- _Information provided_
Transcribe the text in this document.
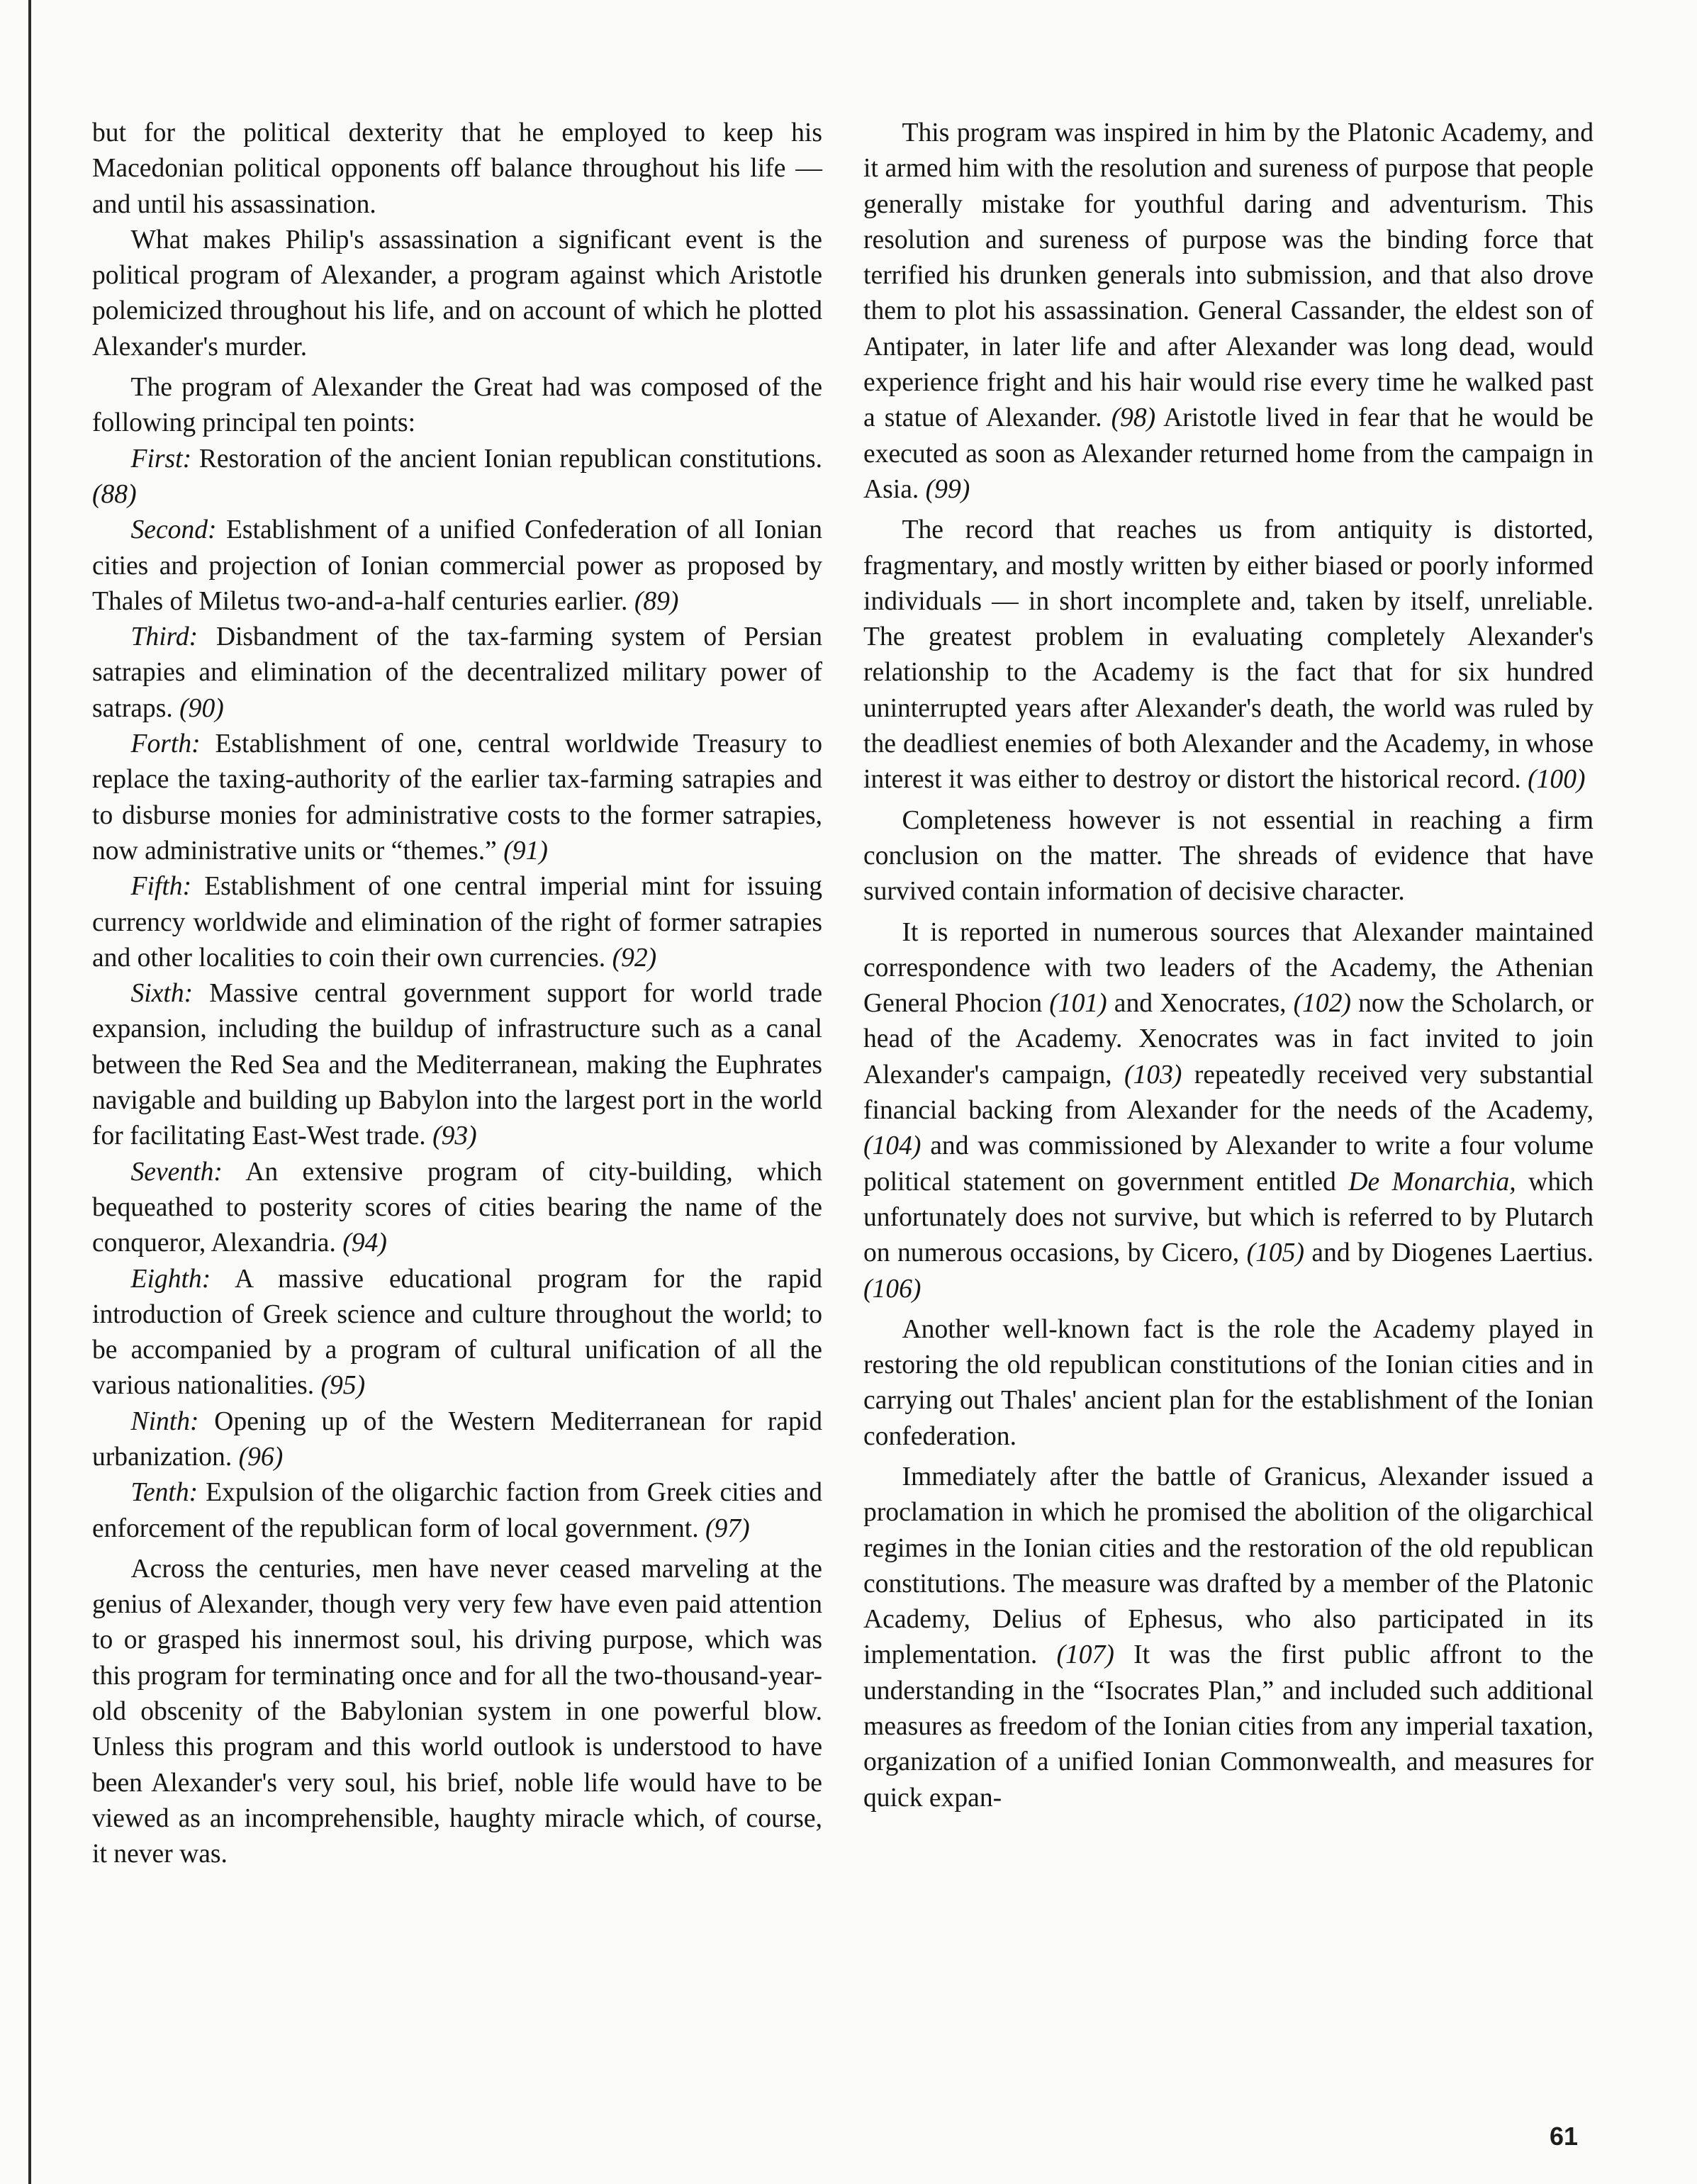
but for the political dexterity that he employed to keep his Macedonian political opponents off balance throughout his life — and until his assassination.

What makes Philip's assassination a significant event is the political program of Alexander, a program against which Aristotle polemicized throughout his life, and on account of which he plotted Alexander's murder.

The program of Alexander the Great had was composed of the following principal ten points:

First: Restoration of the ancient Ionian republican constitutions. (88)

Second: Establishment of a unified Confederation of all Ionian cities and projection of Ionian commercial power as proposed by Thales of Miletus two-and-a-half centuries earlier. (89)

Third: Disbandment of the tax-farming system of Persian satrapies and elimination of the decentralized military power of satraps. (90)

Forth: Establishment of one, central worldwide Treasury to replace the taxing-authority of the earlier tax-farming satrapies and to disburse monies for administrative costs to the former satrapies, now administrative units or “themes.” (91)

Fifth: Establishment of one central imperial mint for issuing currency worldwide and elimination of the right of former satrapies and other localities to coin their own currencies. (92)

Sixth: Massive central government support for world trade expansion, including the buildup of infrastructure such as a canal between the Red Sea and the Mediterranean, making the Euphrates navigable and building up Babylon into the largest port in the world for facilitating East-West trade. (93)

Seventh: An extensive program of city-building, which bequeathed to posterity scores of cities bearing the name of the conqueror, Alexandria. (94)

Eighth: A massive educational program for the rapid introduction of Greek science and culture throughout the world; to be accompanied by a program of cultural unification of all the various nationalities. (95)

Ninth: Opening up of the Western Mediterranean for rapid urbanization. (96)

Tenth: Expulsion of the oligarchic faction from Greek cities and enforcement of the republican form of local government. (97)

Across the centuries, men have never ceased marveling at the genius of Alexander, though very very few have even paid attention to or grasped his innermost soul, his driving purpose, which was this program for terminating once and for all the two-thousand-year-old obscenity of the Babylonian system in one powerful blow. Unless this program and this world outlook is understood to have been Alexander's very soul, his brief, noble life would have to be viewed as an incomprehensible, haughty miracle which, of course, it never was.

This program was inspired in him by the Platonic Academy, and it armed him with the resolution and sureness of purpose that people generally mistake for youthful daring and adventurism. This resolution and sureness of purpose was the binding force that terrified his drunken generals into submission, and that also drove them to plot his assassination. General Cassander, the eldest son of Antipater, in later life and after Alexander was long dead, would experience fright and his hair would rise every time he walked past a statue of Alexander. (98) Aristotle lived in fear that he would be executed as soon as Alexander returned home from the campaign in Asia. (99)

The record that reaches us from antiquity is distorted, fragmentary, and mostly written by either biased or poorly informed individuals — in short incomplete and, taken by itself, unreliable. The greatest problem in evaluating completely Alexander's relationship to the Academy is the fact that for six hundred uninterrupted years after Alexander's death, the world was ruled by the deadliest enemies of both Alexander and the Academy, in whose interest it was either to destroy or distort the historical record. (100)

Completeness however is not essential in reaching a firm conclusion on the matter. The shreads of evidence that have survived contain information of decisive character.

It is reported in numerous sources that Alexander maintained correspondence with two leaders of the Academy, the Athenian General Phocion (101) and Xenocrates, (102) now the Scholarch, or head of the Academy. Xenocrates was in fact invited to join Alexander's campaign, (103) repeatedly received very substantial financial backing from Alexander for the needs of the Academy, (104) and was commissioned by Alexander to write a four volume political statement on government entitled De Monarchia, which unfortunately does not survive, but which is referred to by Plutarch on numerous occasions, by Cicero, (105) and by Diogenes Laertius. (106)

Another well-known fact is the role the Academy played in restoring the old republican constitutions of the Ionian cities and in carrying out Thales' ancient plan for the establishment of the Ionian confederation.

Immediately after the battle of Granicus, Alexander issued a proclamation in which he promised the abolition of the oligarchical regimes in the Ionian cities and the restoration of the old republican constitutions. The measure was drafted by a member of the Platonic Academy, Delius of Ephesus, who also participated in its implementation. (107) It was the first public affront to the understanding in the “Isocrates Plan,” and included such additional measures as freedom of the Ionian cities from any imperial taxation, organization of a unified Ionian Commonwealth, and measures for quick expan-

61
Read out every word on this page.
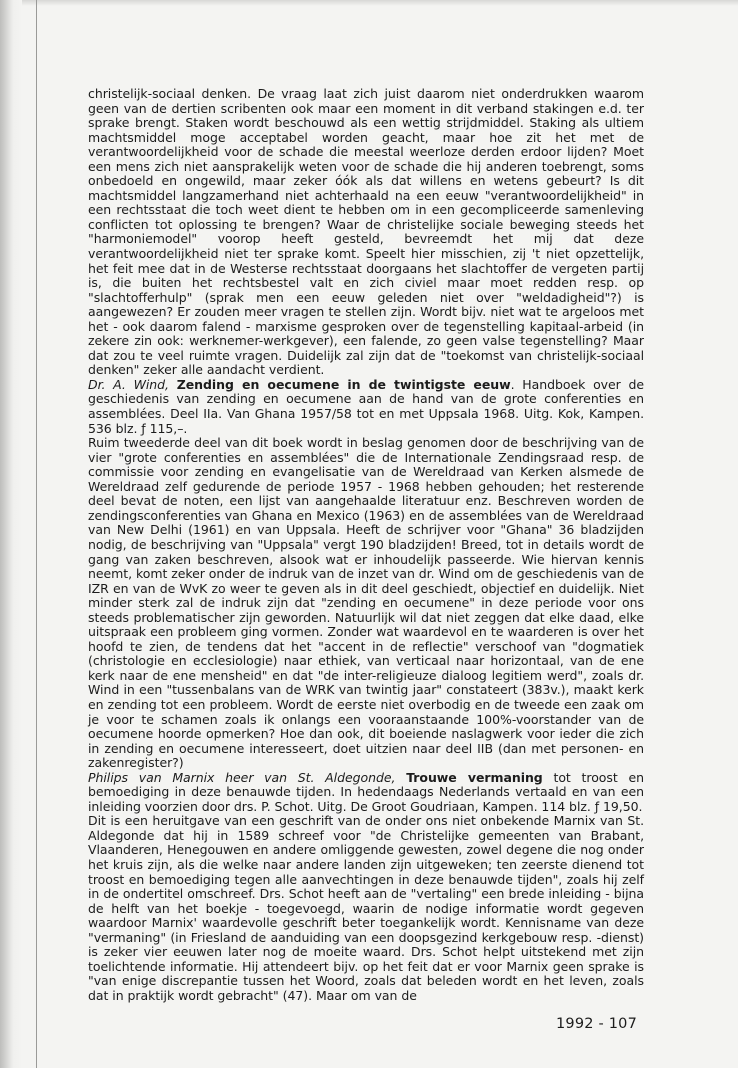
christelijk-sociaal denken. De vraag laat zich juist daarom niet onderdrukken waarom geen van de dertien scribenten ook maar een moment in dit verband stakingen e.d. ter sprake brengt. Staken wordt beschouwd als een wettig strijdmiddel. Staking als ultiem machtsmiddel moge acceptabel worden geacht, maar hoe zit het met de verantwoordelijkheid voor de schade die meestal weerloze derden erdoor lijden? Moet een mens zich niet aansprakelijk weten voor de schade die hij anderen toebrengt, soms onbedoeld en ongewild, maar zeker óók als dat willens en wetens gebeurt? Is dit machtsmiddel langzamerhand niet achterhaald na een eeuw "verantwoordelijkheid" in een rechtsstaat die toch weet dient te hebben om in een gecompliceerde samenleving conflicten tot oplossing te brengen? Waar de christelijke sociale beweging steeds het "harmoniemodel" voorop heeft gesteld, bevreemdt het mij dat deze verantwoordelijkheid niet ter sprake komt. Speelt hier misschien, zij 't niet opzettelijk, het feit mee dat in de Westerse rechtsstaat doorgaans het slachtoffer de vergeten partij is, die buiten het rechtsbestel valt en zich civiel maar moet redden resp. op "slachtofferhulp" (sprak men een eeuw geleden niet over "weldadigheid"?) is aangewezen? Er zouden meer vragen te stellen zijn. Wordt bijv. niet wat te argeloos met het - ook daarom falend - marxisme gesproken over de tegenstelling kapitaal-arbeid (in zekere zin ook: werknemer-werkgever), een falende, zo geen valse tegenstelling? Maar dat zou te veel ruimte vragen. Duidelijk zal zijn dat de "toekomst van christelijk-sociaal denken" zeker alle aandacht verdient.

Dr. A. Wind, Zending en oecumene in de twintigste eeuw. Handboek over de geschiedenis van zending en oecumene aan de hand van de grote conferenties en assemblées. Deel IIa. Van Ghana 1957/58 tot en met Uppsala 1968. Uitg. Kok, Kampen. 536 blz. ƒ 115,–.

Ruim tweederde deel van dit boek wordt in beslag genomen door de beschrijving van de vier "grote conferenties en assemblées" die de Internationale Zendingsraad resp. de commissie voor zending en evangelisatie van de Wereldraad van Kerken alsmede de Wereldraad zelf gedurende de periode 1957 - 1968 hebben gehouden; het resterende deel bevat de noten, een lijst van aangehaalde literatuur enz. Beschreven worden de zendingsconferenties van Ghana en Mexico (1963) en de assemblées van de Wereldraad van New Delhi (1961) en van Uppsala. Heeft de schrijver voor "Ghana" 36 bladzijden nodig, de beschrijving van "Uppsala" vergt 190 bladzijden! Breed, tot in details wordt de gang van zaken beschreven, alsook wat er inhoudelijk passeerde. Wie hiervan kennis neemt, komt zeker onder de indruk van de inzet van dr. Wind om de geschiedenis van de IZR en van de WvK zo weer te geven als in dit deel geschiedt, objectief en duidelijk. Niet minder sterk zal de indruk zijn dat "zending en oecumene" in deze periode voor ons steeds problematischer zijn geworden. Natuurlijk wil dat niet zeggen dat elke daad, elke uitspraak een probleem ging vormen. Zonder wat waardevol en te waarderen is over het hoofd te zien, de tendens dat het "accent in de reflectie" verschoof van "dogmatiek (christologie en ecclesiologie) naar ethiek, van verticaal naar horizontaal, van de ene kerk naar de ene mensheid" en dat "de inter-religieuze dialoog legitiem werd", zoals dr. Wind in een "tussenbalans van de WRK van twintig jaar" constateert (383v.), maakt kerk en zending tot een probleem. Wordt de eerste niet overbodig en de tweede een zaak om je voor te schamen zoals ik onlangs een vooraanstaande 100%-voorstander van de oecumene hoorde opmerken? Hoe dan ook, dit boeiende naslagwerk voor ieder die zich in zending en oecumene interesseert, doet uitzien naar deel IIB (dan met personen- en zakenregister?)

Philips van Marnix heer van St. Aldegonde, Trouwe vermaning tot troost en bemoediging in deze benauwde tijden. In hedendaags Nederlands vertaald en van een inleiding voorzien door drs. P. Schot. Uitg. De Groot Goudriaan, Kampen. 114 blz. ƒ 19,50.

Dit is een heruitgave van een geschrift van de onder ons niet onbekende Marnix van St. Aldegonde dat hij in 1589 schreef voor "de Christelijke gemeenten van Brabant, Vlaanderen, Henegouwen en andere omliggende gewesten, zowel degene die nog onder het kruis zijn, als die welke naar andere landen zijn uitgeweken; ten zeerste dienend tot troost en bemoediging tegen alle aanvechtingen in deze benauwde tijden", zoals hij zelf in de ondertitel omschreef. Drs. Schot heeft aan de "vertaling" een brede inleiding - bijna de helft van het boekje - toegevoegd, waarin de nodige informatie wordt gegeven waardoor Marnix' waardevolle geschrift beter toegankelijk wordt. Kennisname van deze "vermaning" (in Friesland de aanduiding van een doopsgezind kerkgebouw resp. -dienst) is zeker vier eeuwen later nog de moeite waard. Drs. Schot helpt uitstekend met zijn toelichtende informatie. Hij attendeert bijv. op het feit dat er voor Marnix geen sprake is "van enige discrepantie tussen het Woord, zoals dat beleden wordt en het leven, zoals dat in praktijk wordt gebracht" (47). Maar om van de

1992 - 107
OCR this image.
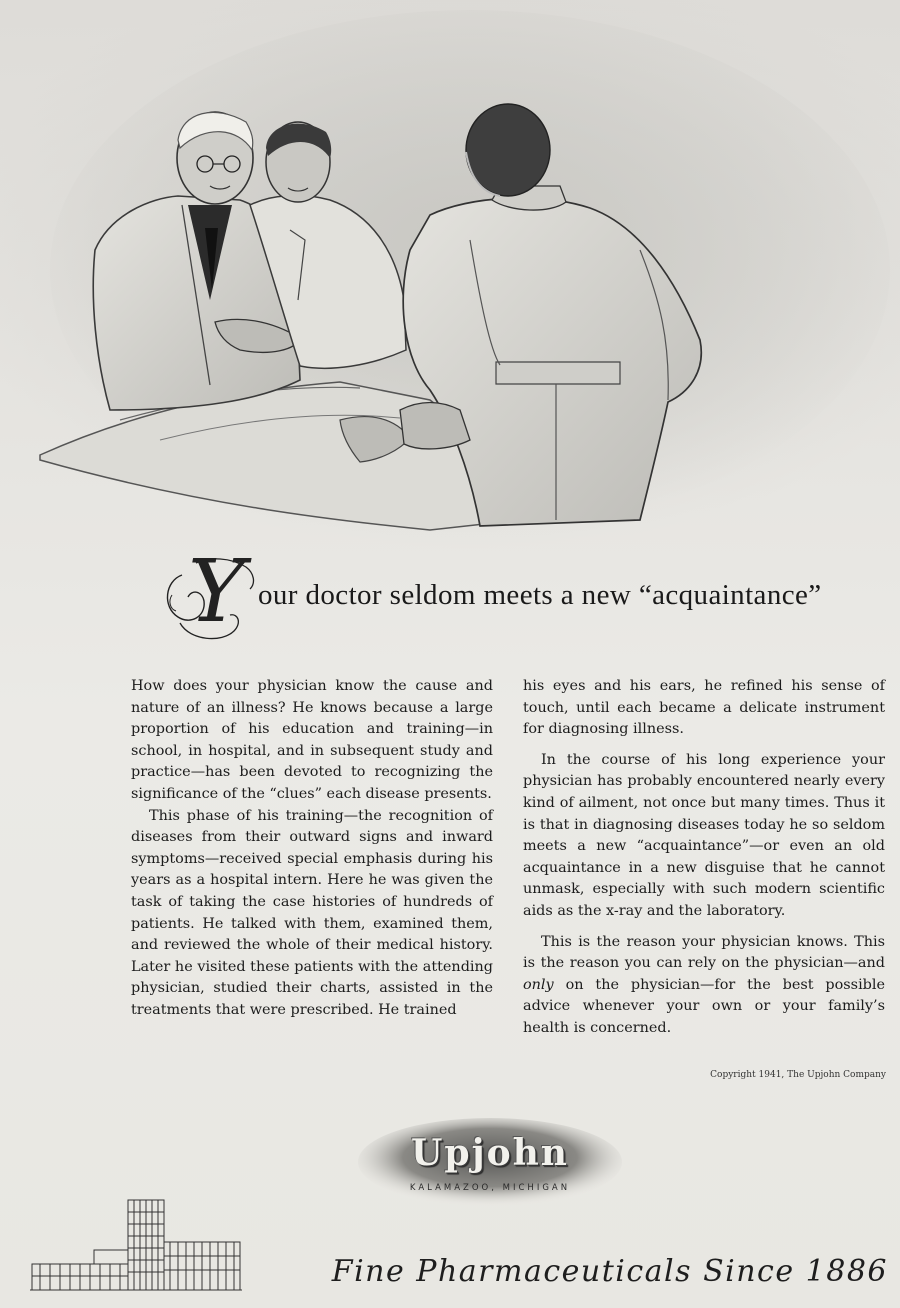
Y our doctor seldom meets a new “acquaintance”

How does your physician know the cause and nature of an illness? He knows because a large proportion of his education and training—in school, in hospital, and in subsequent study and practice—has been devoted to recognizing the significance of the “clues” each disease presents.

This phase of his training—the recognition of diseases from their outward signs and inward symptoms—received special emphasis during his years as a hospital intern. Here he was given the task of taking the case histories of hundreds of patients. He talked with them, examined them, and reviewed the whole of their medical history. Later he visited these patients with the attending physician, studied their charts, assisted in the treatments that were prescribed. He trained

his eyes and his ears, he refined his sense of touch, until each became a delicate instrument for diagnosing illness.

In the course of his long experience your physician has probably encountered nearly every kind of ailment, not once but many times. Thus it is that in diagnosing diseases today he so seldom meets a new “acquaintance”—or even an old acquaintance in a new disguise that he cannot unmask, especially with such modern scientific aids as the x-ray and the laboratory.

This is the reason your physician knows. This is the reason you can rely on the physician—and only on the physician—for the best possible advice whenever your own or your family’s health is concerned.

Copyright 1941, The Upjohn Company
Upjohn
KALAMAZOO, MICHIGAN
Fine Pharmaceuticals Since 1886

- _Instructions for the task_
Every line of the material that holds "Mediterranean" should be copied out as the answer.

- _Reply to the task_
Sixth: Massive central government support for world trade expansion, including the buildup of infrastructure such as a canal between the Red Sea and the Mediterranean, making the Euphrates navigable and building up Babylon into the largest port in the world for facilitating East-West trade. (93)
Ninth: Opening up of the Western Mediterranean for rapid urbanization. (96)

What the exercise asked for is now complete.